Task requirements →
Write out the data below exactly as given, without any of its pictures.

Extracted information →
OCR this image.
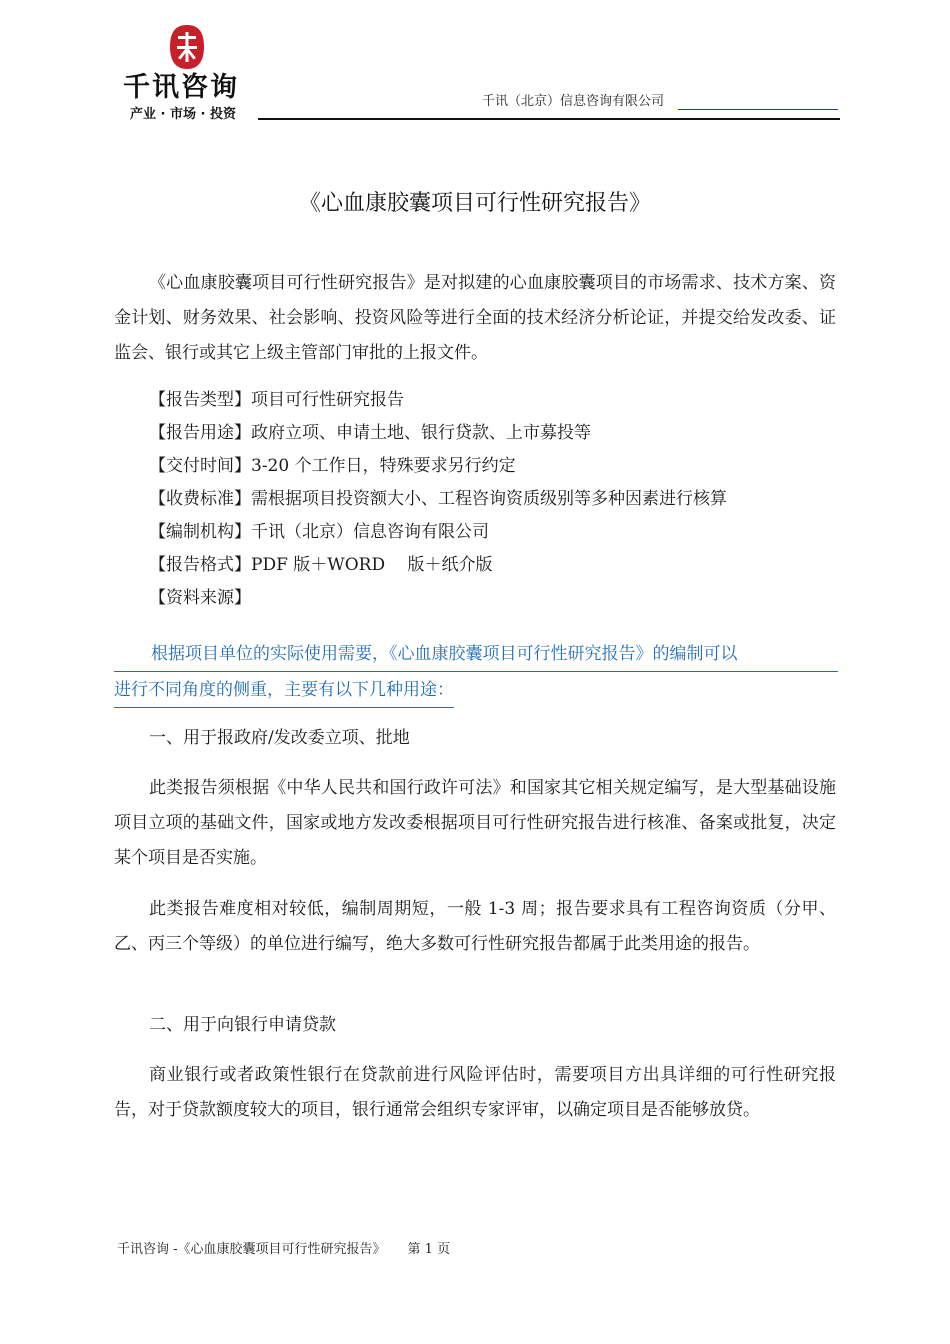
千讯咨询
产业 · 市场 · 投资
千讯（北京）信息咨询有限公司
《心血康胶囊项目可行性研究报告》

《心血康胶囊项目可行性研究报告》是对拟建的心血康胶囊项目的市场需求、技术方案、资金计划、财务效果、社会影响、投资风险等进行全面的技术经济分析论证，并提交给发改委、证监会、银行或其它上级主管部门审批的上报文件。

【报告类型】项目可行性研究报告
【报告用途】政府立项、申请土地、银行贷款、上市募投等
【交付时间】3-20 个工作日，特殊要求另行约定
【收费标准】需根据项目投资额大小、工程咨询资质级别等多种因素进行核算
【编制机构】千讯（北京）信息咨询有限公司
【报告格式】PDF 版＋WORD　 版＋纸介版
【资料来源】
根据项目单位的实际使用需要，《心血康胶囊项目可行性研究报告》的编制可以
进行不同角度的侧重，主要有以下几种用途：
一、用于报政府/发改委立项、批地

此类报告须根据《中华人民共和国行政许可法》和国家其它相关规定编写，是大型基础设施项目立项的基础文件，国家或地方发改委根据项目可行性研究报告进行核准、备案或批复，决定某个项目是否实施。

此类报告难度相对较低，编制周期短，一般 1-3 周；报告要求具有工程咨询资质（分甲、乙、丙三个等级）的单位进行编写，绝大多数可行性研究报告都属于此类用途的报告。

二、用于向银行申请贷款

商业银行或者政策性银行在贷款前进行风险评估时，需要项目方出具详细的可行性研究报告，对于贷款额度较大的项目，银行通常会组织专家评审，以确定项目是否能够放贷。

千讯咨询 -《心血康胶囊项目可行性研究报告》 第 1 页
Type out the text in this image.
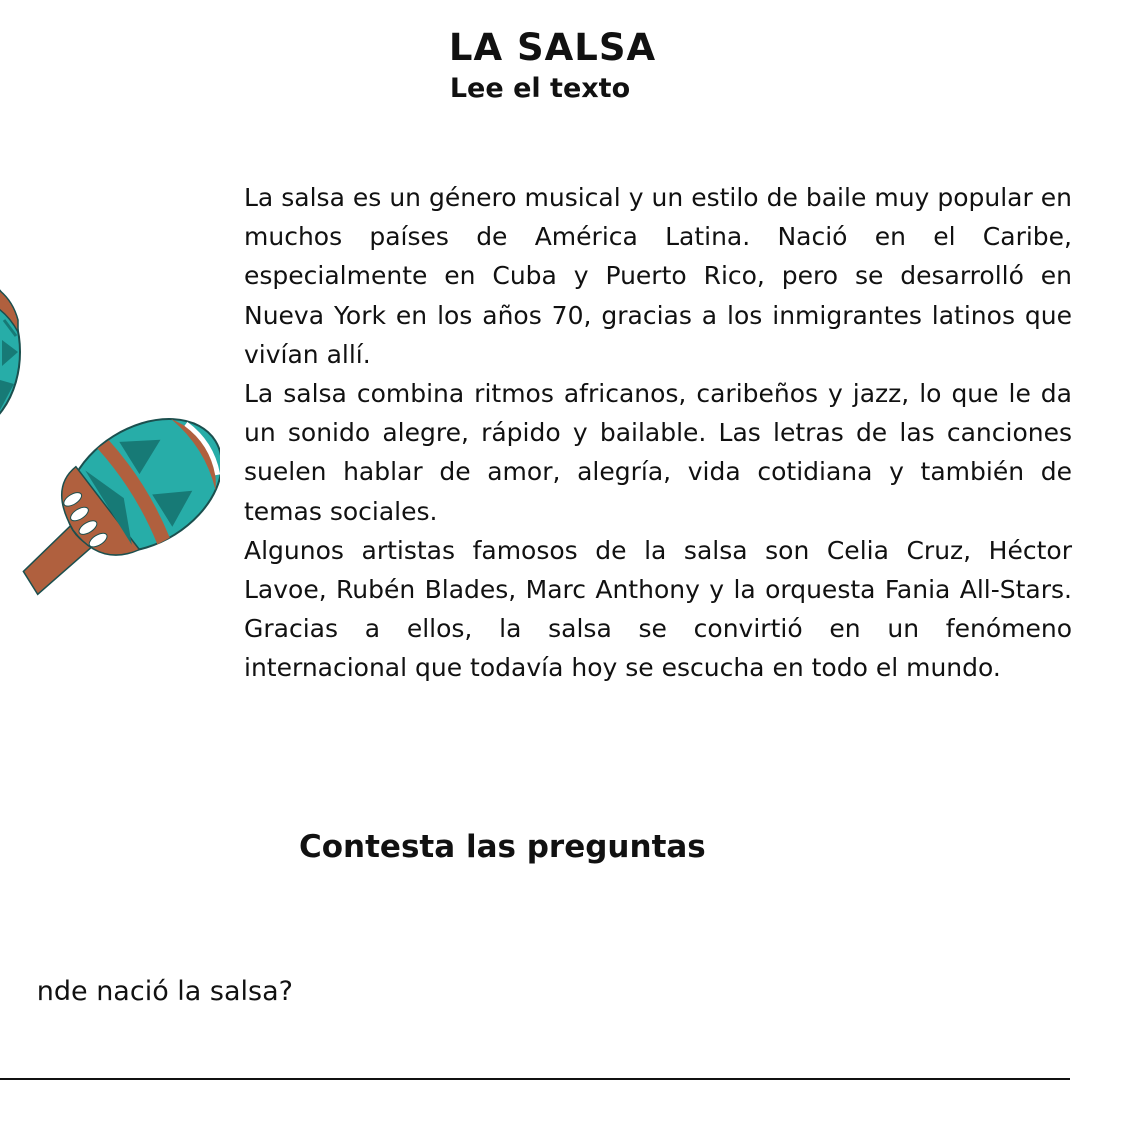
LA SALSA
Lee el texto

La salsa es un género musical y un estilo de baile muy popular en muchos países de América Latina. Nació en el Caribe, especialmente en Cuba y Puerto Rico, pero se desarrolló en Nueva York en los años 70, gracias a los inmigrantes latinos que vivían allí.

La salsa combina ritmos africanos, caribeños y jazz, lo que le da un sonido alegre, rápido y bailable. Las letras de las canciones suelen hablar de amor, alegría, vida cotidiana y también de temas sociales.

Algunos artistas famosos de la salsa son Celia Cruz, Héctor Lavoe, Rubén Blades, Marc Anthony y la orquesta Fania All-Stars. Gracias a ellos, la salsa se convirtió en un fenómeno internacional que todavía hoy se escucha en todo el mundo.

Contesta las preguntas
nde nació la salsa?
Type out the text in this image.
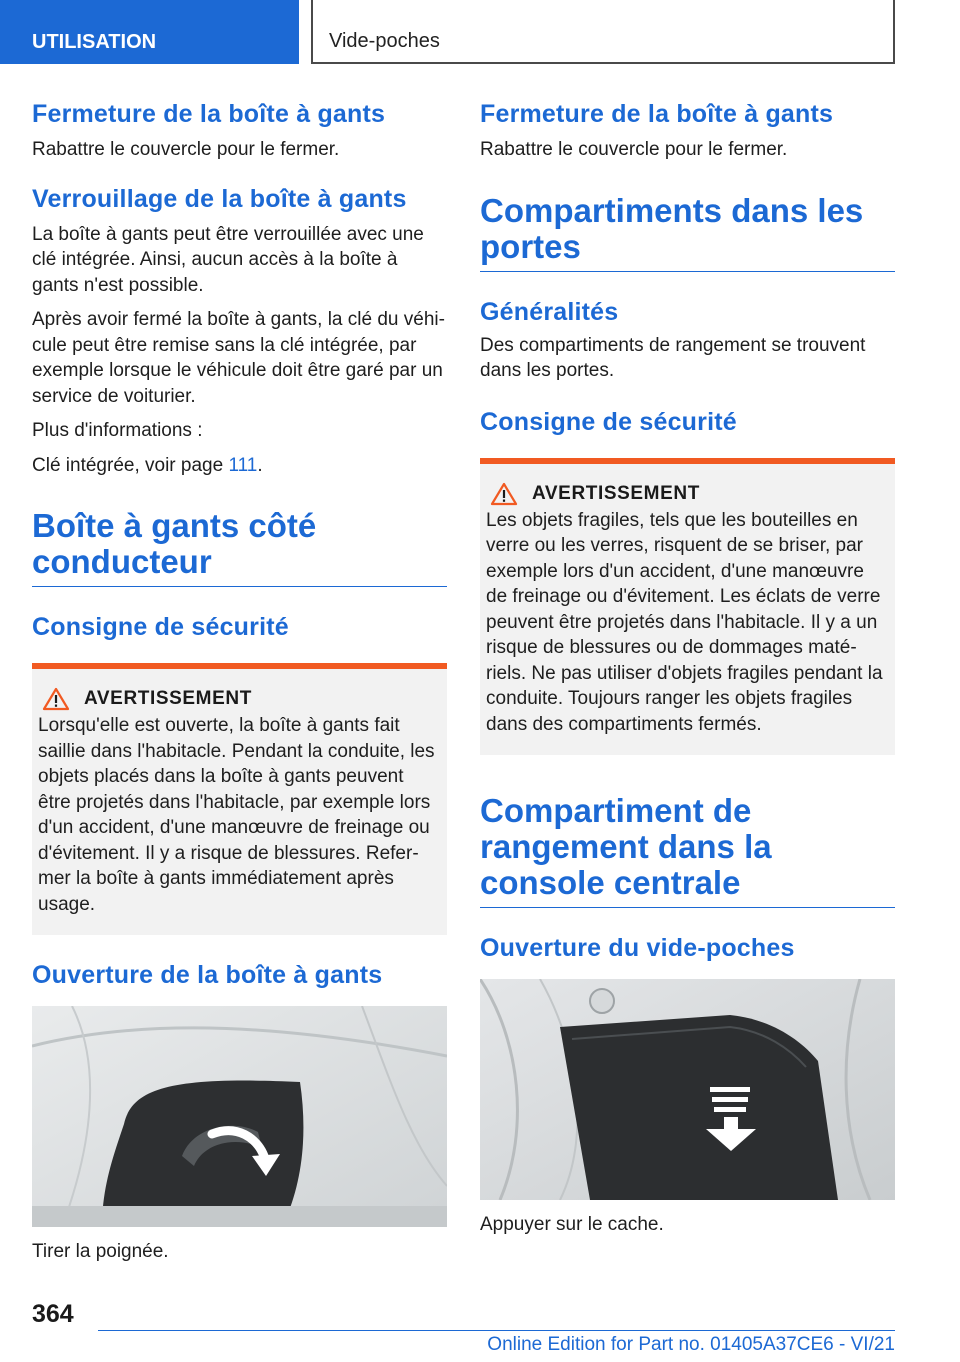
UTILISATION	Vide-poches
Fermeture de la boîte à gants

Rabattre le couvercle pour le fermer.

Verrouillage de la boîte à gants

La boîte à gants peut être verrouillée avec une clé intégrée. Ainsi, aucun accès à la boîte à gants n'est possible.

Après avoir fermé la boîte à gants, la clé du véhicule peut être remise sans la clé intégrée, par exemple lorsque le véhicule doit être garé par un service de voiturier.

Plus d'informations :

Clé intégrée, voir page 111.

Boîte à gants côté conducteur
Consigne de sécurité
AVERTISSEMENT

Lorsqu'elle est ouverte, la boîte à gants fait saillie dans l'habitacle. Pendant la conduite, les objets placés dans la boîte à gants peuvent être projetés dans l'habitacle, par exemple lors d'un accident, d'une manœuvre de freinage ou d'évitement. Il y a risque de blessures. Refermer la boîte à gants immédiatement après usage.

Ouverture de la boîte à gants

Tirer la poignée.

Fermeture de la boîte à gants

Rabattre le couvercle pour le fermer.

Compartiments dans les portes
Généralités

Des compartiments de rangement se trouvent dans les portes.

Consigne de sécurité
AVERTISSEMENT

Les objets fragiles, tels que les bouteilles en verre ou les verres, risquent de se briser, par exemple lors d'un accident, d'une manœuvre de freinage ou d'évitement. Les éclats de verre peuvent être projetés dans l'habitacle. Il y a un risque de blessures ou de dommages matériels. Ne pas utiliser d'objets fragiles pendant la conduite. Toujours ranger les objets fragiles dans des compartiments fermés.

Compartiment de rangement dans la console centrale
Ouverture du vide-poches

Appuyer sur le cache.

364
Online Edition for Part no. 01405A37CE6 - VI/21
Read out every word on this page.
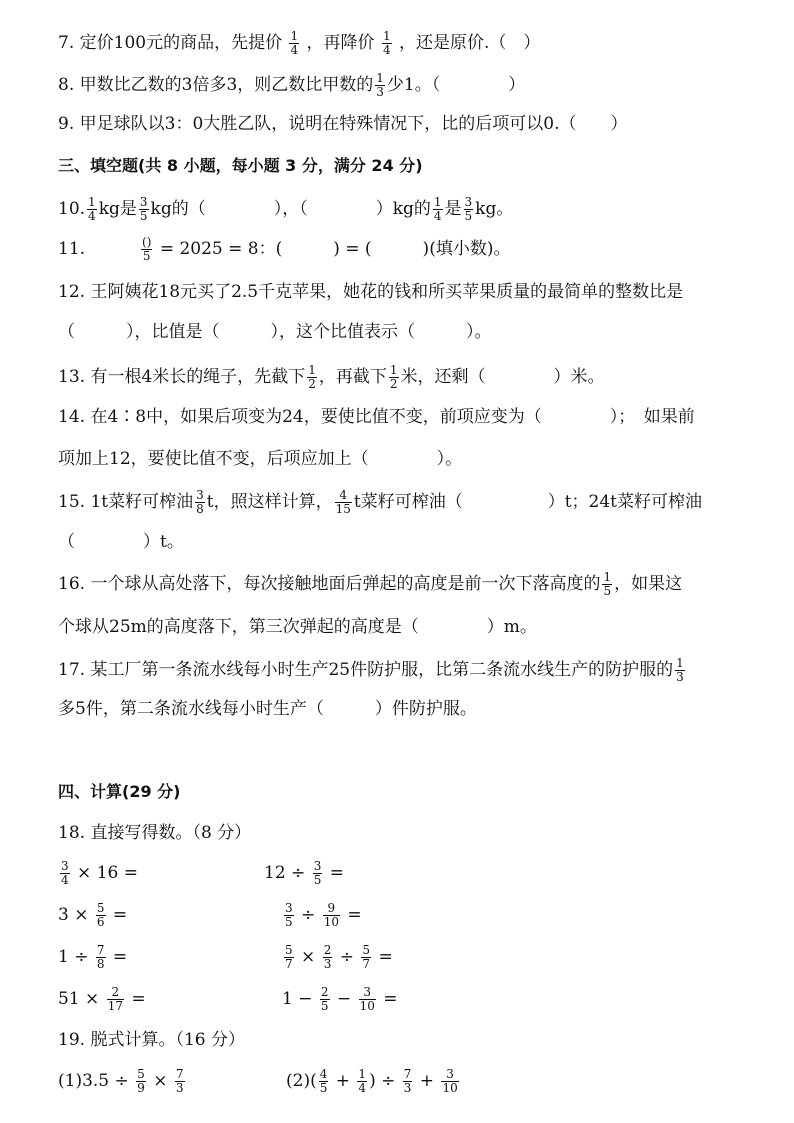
7. 定价100元的商品，先提价 $\frac{1}{4}$ ，再降价 $\frac{1}{4}$ ，还是原价.（　）
8. 甲数比乙数的3倍多3，则乙数比甲数的 $\frac{1}{3}$ 少1。（　　　　）
9. 甲足球队以3：0大胜乙队，说明在特殊情况下，比的后项可以0.（　　）
三、填空题(共 8 小题，每小题 3 分，满分 24 分)
10. $\frac{1}{4}$ kg是 $\frac{3}{5}$ kg的（　　　　），（　　　　）kg的 $\frac{1}{4}$ 是 $\frac{3}{5}$ kg。
11.	()
5 = 2025 = 8：(　　　) = (　　　)(填小数)。
12. 王阿姨花18元买了2.5千克苹果，她花的钱和所买苹果质量的最简单的整数比是
（　　　），比值是（　　　），这个比值表示（　　　）。
13. 有一根4米长的绳子，先截下 $\frac{1}{2}$ ，再截下 $\frac{1}{2}$ 米，还剩（　　　　）米。
14. 在4∶8中，如果后项变为24，要使比值不变，前项应变为（　　　　）；　如果前
项加上12，要使比值不变，后项应加上（　　　　）。
15. 1t菜籽可榨油 $\frac{3}{8}$ t，照这样计算， $\frac{4}{15}$ t菜籽可榨油（　　　　　）t；24t菜籽可榨油
（　　　　）t。
16. 一个球从高处落下，每次接触地面后弹起的高度是前一次下落高度的 $\frac{1}{5}$ ，如果这
个球从25m的高度落下，第三次弹起的高度是（　　　　）m。
17. 某工厂第一条流水线每小时生产25件防护服，比第二条流水线生产的防护服的 $\frac{1}{3}$
多5件，第二条流水线每小时生产（　　　）件防护服。
四、计算(29 分)
18. 直接写得数。（8 分）
$\frac{3}{4} \times 16$ =
$3 \times \frac{5}{6}$ =
$1 \div \frac{7}{8}$ =
$51 \times \frac{2}{17}$ =
$12 \div \frac{3}{5}$ =
$\frac{3}{5} \div \frac{9}{10}$ =
$\frac{5}{7} \times \frac{2}{3} \div \frac{5}{7}$ =
$1 - \frac{2}{5} - \frac{3}{10}$ =
19. 脱式计算。（16 分）
$(1)3.5 \div \frac{5}{9} \times \frac{7}{3}$	$(2)( \frac{4}{5} + \frac{1}{4}$ ) ÷ $\frac{7}{3} + \frac{3}{10}$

Reply →
OCR this image.
千讯咨询
产业 · 市场 · 投资
千讯（北京）信息咨询有限公司
《心血康胶囊项目可行性研究报告》

《心血康胶囊项目可行性研究报告》是对拟建的心血康胶囊项目的市场需求、技术方案、资金计划、财务效果、社会影响、投资风险等进行全面的技术经济分析论证，并提交给发改委、证监会、银行或其它上级主管部门审批的上报文件。

【报告类型】项目可行性研究报告
【报告用途】政府立项、申请土地、银行贷款、上市募投等
【交付时间】3-20 个工作日，特殊要求另行约定
【收费标准】需根据项目投资额大小、工程咨询资质级别等多种因素进行核算
【编制机构】千讯（北京）信息咨询有限公司
【报告格式】PDF 版＋WORD　 版＋纸介版
【资料来源】
根据项目单位的实际使用需要，《心血康胶囊项目可行性研究报告》的编制可以
进行不同角度的侧重，主要有以下几种用途：
一、用于报政府/发改委立项、批地

此类报告须根据《中华人民共和国行政许可法》和国家其它相关规定编写，是大型基础设施项目立项的基础文件，国家或地方发改委根据项目可行性研究报告进行核准、备案或批复，决定某个项目是否实施。

此类报告难度相对较低，编制周期短，一般 1-3 周；报告要求具有工程咨询资质（分甲、乙、丙三个等级）的单位进行编写，绝大多数可行性研究报告都属于此类用途的报告。

二、用于向银行申请贷款

商业银行或者政策性银行在贷款前进行风险评估时，需要项目方出具详细的可行性研究报告，对于贷款额度较大的项目，银行通常会组织专家评审，以确定项目是否能够放贷。

千讯咨询 -《心血康胶囊项目可行性研究报告》 第 1 页
Type out the text in this image.
LA SALSA
Lee el texto

La salsa es un género musical y un estilo de baile muy popular en muchos países de América Latina. Nació en el Caribe, especialmente en Cuba y Puerto Rico, pero se desarrolló en Nueva York en los años 70, gracias a los inmigrantes latinos que vivían allí.

La salsa combina ritmos africanos, caribeños y jazz, lo que le da un sonido alegre, rápido y bailable. Las letras de las canciones suelen hablar de amor, alegría, vida cotidiana y también de temas sociales.

Algunos artistas famosos de la salsa son Celia Cruz, Héctor Lavoe, Rubén Blades, Marc Anthony y la orquesta Fania All-Stars. Gracias a ellos, la salsa se convirtió en un fenómeno internacional que todavía hoy se escucha en todo el mundo.

Contesta las preguntas
nde nació la salsa?
Type out the text in this image.
UTILISATION	Vide-poches
Fermeture de la boîte à gants

Rabattre le couvercle pour le fermer.

Verrouillage de la boîte à gants

La boîte à gants peut être verrouillée avec une clé intégrée. Ainsi, aucun accès à la boîte à gants n'est possible.

Après avoir fermé la boîte à gants, la clé du véhicule peut être remise sans la clé intégrée, par exemple lorsque le véhicule doit être garé par un service de voiturier.

Plus d'informations :

Clé intégrée, voir page 111.

Boîte à gants côté conducteur
Consigne de sécurité
AVERTISSEMENT

Lorsqu'elle est ouverte, la boîte à gants fait saillie dans l'habitacle. Pendant la conduite, les objets placés dans la boîte à gants peuvent être projetés dans l'habitacle, par exemple lors d'un accident, d'une manœuvre de freinage ou d'évitement. Il y a risque de blessures. Refermer la boîte à gants immédiatement après usage.

Ouverture de la boîte à gants

Tirer la poignée.

Fermeture de la boîte à gants

Rabattre le couvercle pour le fermer.

Compartiments dans les portes
Généralités

Des compartiments de rangement se trouvent dans les portes.

Consigne de sécurité
AVERTISSEMENT

Les objets fragiles, tels que les bouteilles en verre ou les verres, risquent de se briser, par exemple lors d'un accident, d'une manœuvre de freinage ou d'évitement. Les éclats de verre peuvent être projetés dans l'habitacle. Il y a un risque de blessures ou de dommages matériels. Ne pas utiliser d'objets fragiles pendant la conduite. Toujours ranger les objets fragiles dans des compartiments fermés.

Compartiment de rangement dans la console centrale
Ouverture du vide-poches

Appuyer sur le cache.

364
Online Edition for Part no. 01405A37CE6 - VI/21
Read out every word on this page.
7. 定价100元的商品，先提价 $\frac{1}{4}$ ，再降价 $\frac{1}{4}$ ，还是原价.（　）
8. 甲数比乙数的3倍多3，则乙数比甲数的 $\frac{1}{3}$ 少1。（　　　　）
9. 甲足球队以3：0大胜乙队，说明在特殊情况下，比的后项可以0.（　　）
三、填空题(共 8 小题，每小题 3 分，满分 24 分)
10. $\frac{1}{4}$ kg是 $\frac{3}{5}$ kg的（　　　　），（　　　　）kg的 $\frac{1}{4}$ 是 $\frac{3}{5}$ kg。
11.	()
5 = 2025 = 8：(　　　) = (　　　)(填小数)。
12. 王阿姨花18元买了2.5千克苹果，她花的钱和所买苹果质量的最简单的整数比是
（　　　），比值是（　　　），这个比值表示（　　　）。
13. 有一根4米长的绳子，先截下 $\frac{1}{2}$ ，再截下 $\frac{1}{2}$ 米，还剩（　　　　）米。
14. 在4∶8中，如果后项变为24，要使比值不变，前项应变为（　　　　）；　如果前
项加上12，要使比值不变，后项应加上（　　　　）。
15. 1t菜籽可榨油 $\frac{3}{8}$ t，照这样计算， $\frac{4}{15}$ t菜籽可榨油（　　　　　）t；24t菜籽可榨油
（　　　　）t。
16. 一个球从高处落下，每次接触地面后弹起的高度是前一次下落高度的 $\frac{1}{5}$ ，如果这
个球从25m的高度落下，第三次弹起的高度是（　　　　）m。
17. 某工厂第一条流水线每小时生产25件防护服，比第二条流水线生产的防护服的 $\frac{1}{3}$
多5件，第二条流水线每小时生产（　　　）件防护服。
四、计算(29 分)
18. 直接写得数。（8 分）
$\frac{3}{4} \times 16$ =
$3 \times \frac{5}{6}$ =
$1 \div \frac{7}{8}$ =
$51 \times \frac{2}{17}$ =
$12 \div \frac{3}{5}$ =
$\frac{3}{5} \div \frac{9}{10}$ =
$\frac{5}{7} \times \frac{2}{3} \div \frac{5}{7}$ =
$1 - \frac{2}{5} - \frac{3}{10}$ =
19. 脱式计算。（16 分）
$(1)3.5 \div \frac{5}{9} \times \frac{7}{3}$	$(2)( \frac{4}{5} + \frac{1}{4}$ ) ÷ $\frac{7}{3} + \frac{3}{10}$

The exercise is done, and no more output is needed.